Transcribe the whole listing below without changing a word, but leave out every image.
-- Begin RECORDS FOR THIS TASK --
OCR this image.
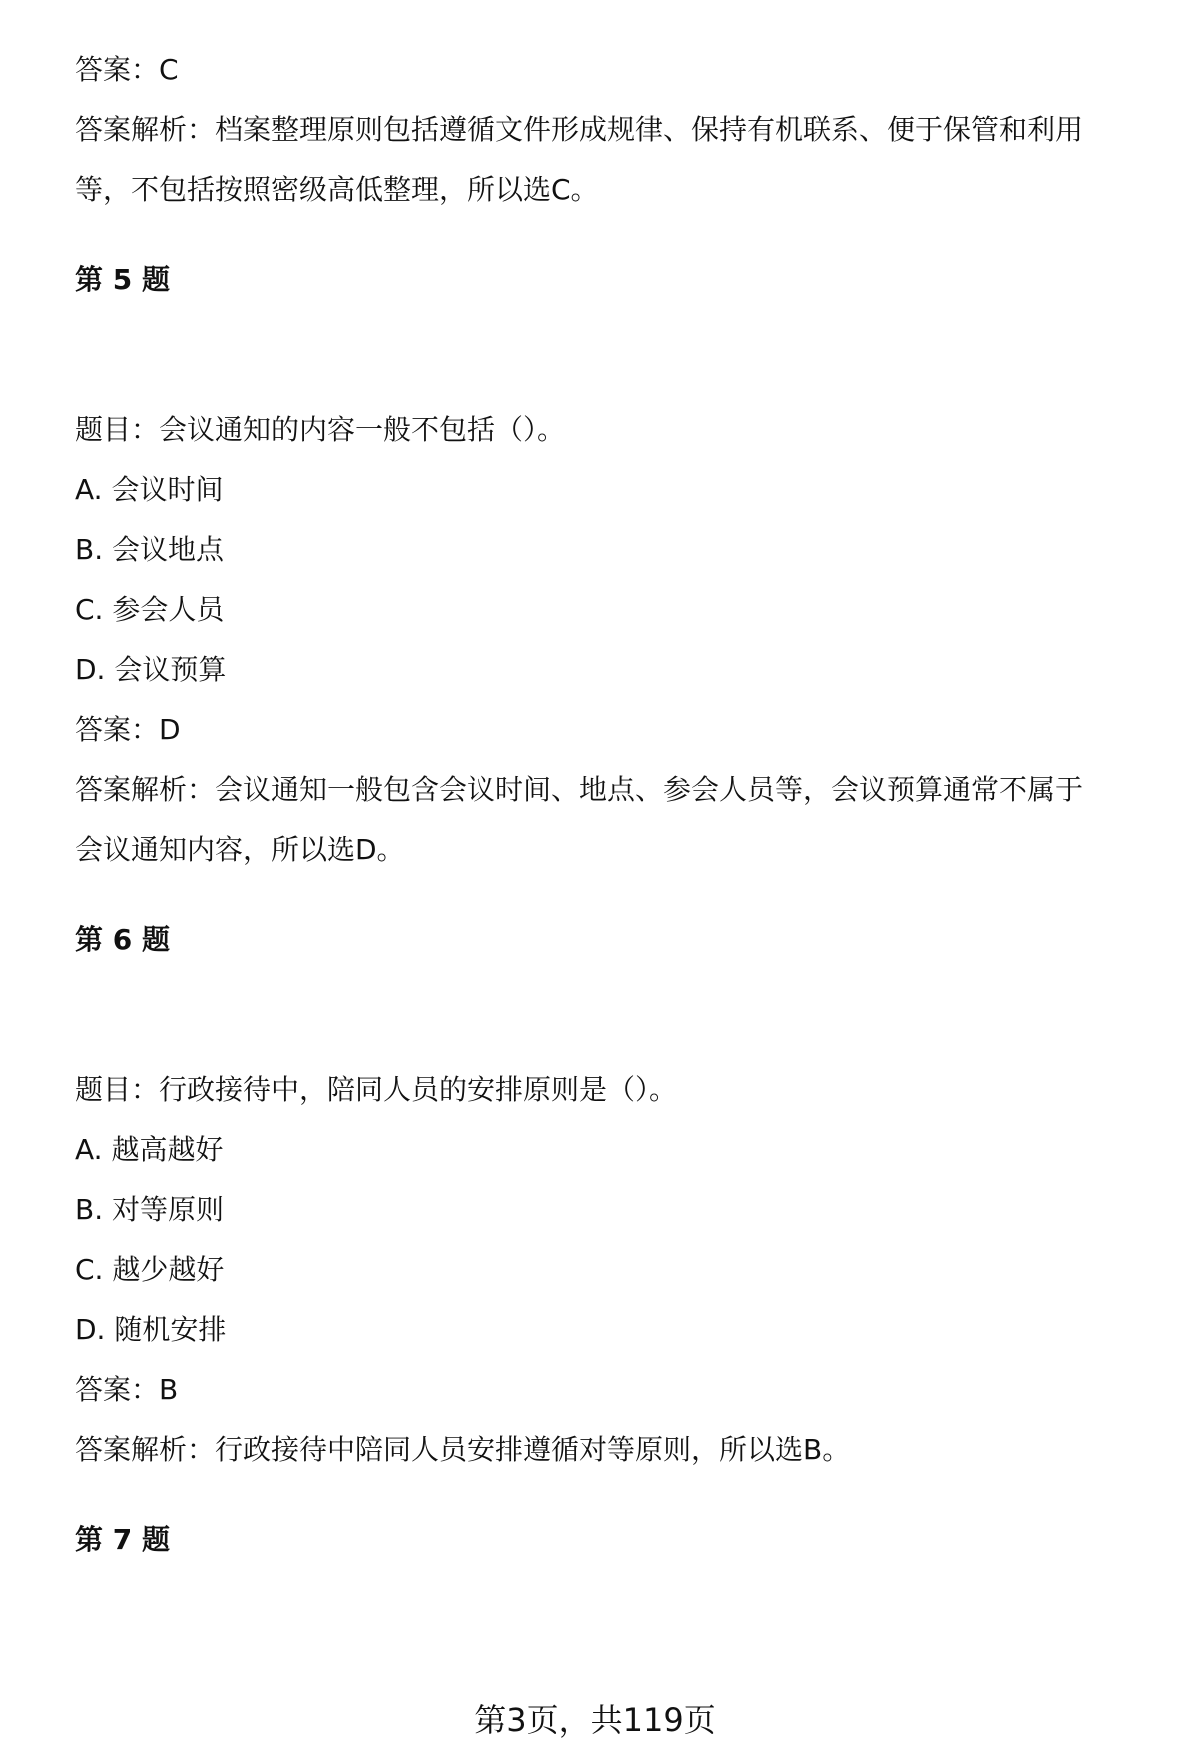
答案：C
答案解析：档案整理原则包括遵循文件形成规律、保持有机联系、便于保管和利用
等，不包括按照密级高低整理，所以选C。
第 5 题
题目：会议通知的内容一般不包括（）。
A. 会议时间
B. 会议地点
C. 参会人员
D. 会议预算
答案：D
答案解析：会议通知一般包含会议时间、地点、参会人员等，会议预算通常不属于
会议通知内容，所以选D。
第 6 题
题目：行政接待中，陪同人员的安排原则是（）。
A. 越高越好
B. 对等原则
C. 越少越好
D. 随机安排
答案：B
答案解析：行政接待中陪同人员安排遵循对等原则，所以选B。
第 7 题
第3页，共119页
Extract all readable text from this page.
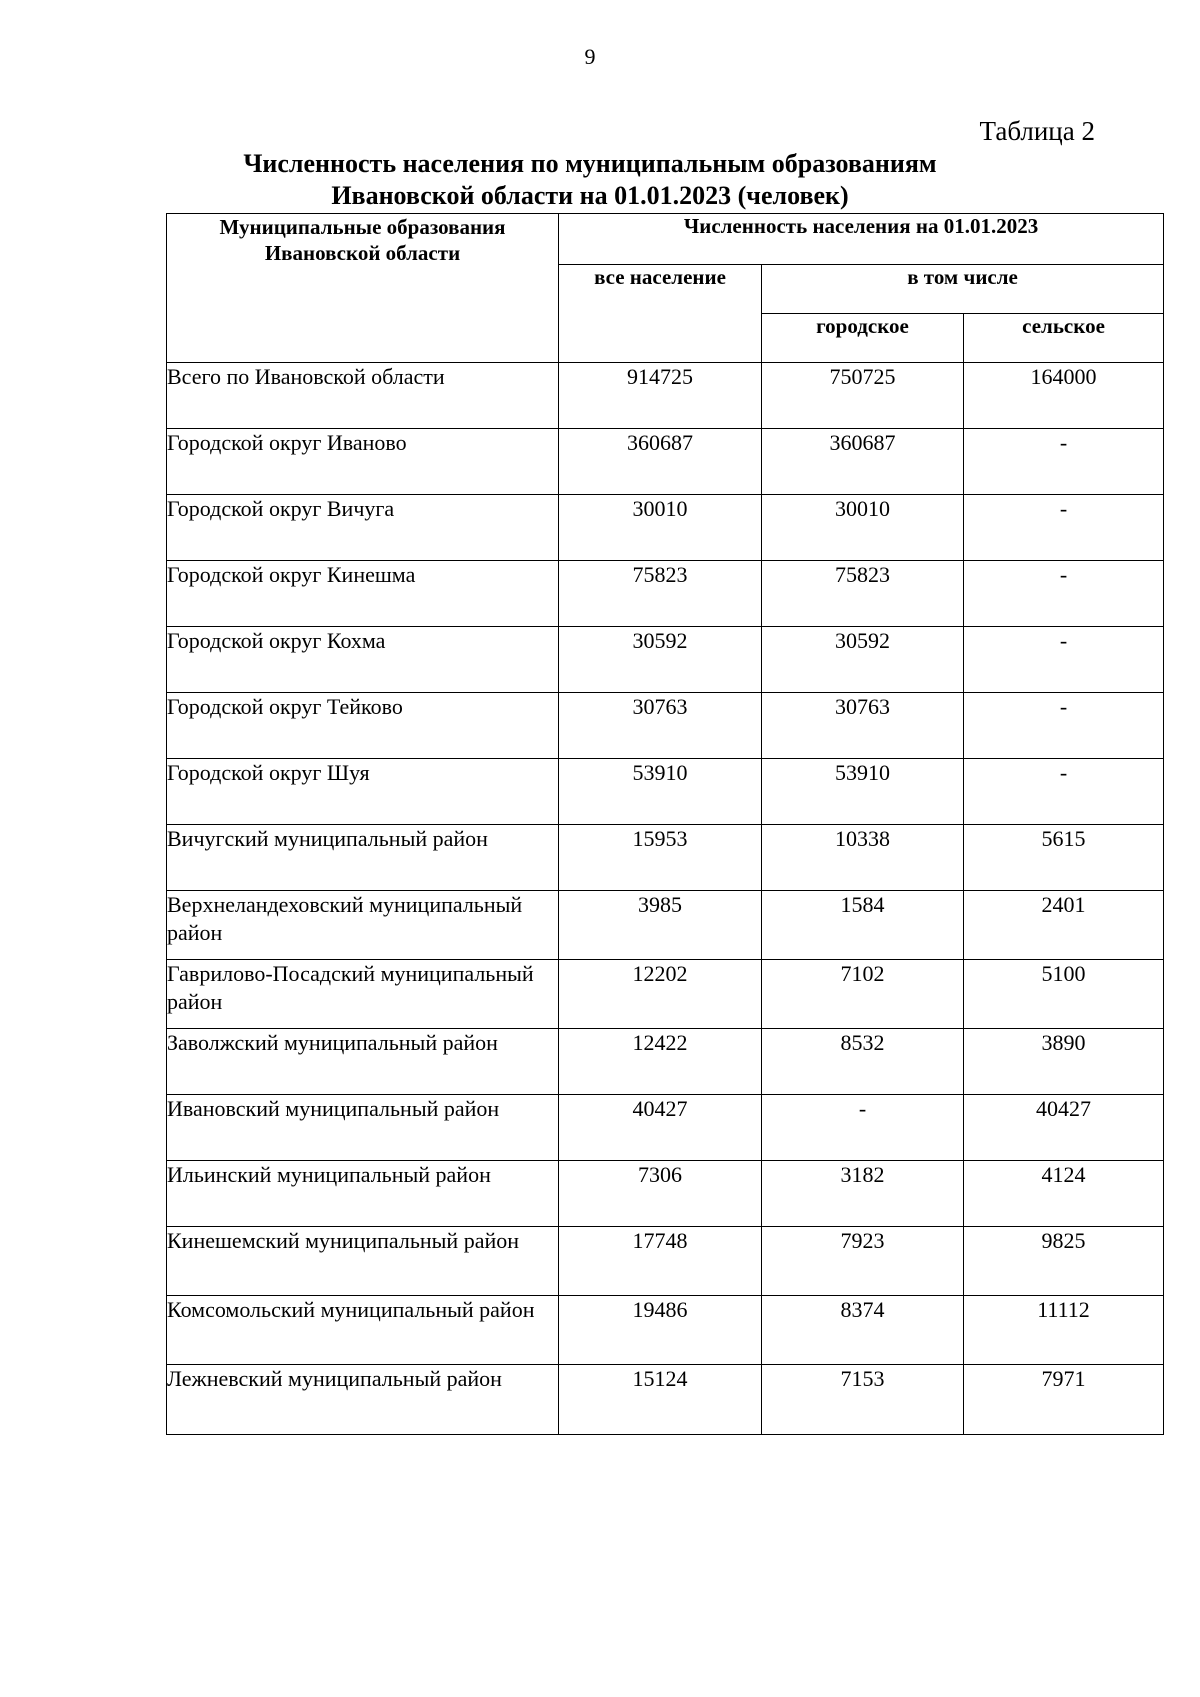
9
Таблица 2
Численность населения по муниципальным образованиям
Ивановской области на 01.01.2023 (человек)
Муниципальные образования Ивановской области	Численность населения на 01.01.2023		
	все население	в том числе	
		городское	сельское
Всего по Ивановской области	914725	750725	164000
Городской округ Иваново	360687	360687	-
Городской округ Вичуга	30010	30010	-
Городской округ Кинешма	75823	75823	-
Городской округ Кохма	30592	30592	-
Городской округ Тейково	30763	30763	-
Городской округ Шуя	53910	53910	-
Вичугский муниципальный район	15953	10338	5615
Верхнеландеховский муниципальный район	3985	1584	2401
Гаврилово-Посадский муниципальный район	12202	7102	5100
Заволжский муниципальный район	12422	8532	3890
Ивановский муниципальный район	40427	-	40427
Ильинский муниципальный район	7306	3182	4124
Кинешемский муниципальный район	17748	7923	9825
Комсомольский муниципальный район	19486	8374	11112
Лежневский муниципальный район	15124	7153	7971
-- End RECORDS FOR THIS TASK --
- _OUTPUT_
OCR this image.
答案：C
答案解析：档案整理原则包括遵循文件形成规律、保持有机联系、便于保管和利用
等，不包括按照密级高低整理，所以选C。
第 5 题
题目：会议通知的内容一般不包括（）。
A. 会议时间
B. 会议地点
C. 参会人员
D. 会议预算
答案：D
答案解析：会议通知一般包含会议时间、地点、参会人员等，会议预算通常不属于
会议通知内容，所以选D。
第 6 题
题目：行政接待中，陪同人员的安排原则是（）。
A. 越高越好
B. 对等原则
C. 越少越好
D. 随机安排
答案：B
答案解析：行政接待中陪同人员安排遵循对等原则，所以选B。
第 7 题
第3页，共119页
Extract all readable text from this page.
9
Таблица 2
Численность населения по муниципальным образованиям
Ивановской области на 01.01.2023 (человек)
Муниципальные образования Ивановской области	Численность населения на 01.01.2023		
	все население	в том числе	
		городское	сельское
Всего по Ивановской области	914725	750725	164000
Городской округ Иваново	360687	360687	-
Городской округ Вичуга	30010	30010	-
Городской округ Кинешма	75823	75823	-
Городской округ Кохма	30592	30592	-
Городской округ Тейково	30763	30763	-
Городской округ Шуя	53910	53910	-
Вичугский муниципальный район	15953	10338	5615
Верхнеландеховский муниципальный район	3985	1584	2401
Гаврилово-Посадский муниципальный район	12202	7102	5100
Заволжский муниципальный район	12422	8532	3890
Ивановский муниципальный район	40427	-	40427
Ильинский муниципальный район	7306	3182	4124
Кинешемский муниципальный район	17748	7923	9825
Комсомольский муниципальный район	19486	8374	11112
Лежневский муниципальный район	15124	7153	7971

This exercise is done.